> _SUPPLIED MATERIAL_:
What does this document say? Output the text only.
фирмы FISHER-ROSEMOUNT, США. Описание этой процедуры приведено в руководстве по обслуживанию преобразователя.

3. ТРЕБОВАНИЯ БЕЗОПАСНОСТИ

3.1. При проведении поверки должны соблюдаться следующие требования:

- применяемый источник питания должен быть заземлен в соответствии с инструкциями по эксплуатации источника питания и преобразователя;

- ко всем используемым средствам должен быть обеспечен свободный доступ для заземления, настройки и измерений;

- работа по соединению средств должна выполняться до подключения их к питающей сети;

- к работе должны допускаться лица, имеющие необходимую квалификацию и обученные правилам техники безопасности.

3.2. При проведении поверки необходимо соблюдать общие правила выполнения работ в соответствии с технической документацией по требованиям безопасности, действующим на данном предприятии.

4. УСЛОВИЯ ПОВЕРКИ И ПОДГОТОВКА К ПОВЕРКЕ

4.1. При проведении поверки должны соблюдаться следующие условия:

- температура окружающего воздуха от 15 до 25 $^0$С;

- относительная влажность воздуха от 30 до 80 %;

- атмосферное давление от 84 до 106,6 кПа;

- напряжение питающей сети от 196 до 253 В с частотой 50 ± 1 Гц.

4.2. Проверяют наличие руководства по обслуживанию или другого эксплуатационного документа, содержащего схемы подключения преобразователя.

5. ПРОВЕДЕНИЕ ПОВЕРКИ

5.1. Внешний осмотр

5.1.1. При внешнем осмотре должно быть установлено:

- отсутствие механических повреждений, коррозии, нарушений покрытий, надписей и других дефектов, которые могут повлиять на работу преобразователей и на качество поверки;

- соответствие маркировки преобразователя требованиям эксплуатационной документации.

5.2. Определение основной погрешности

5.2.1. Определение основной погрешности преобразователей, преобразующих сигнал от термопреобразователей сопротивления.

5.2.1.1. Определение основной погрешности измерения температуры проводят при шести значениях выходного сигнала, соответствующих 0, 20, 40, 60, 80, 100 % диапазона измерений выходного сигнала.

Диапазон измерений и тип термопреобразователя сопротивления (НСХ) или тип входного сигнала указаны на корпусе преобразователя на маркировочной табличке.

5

> _TO DO_: Count every line above that holds the word "Определение", and state the number and nothing more.

> _SOLVED PROBLEM_: 3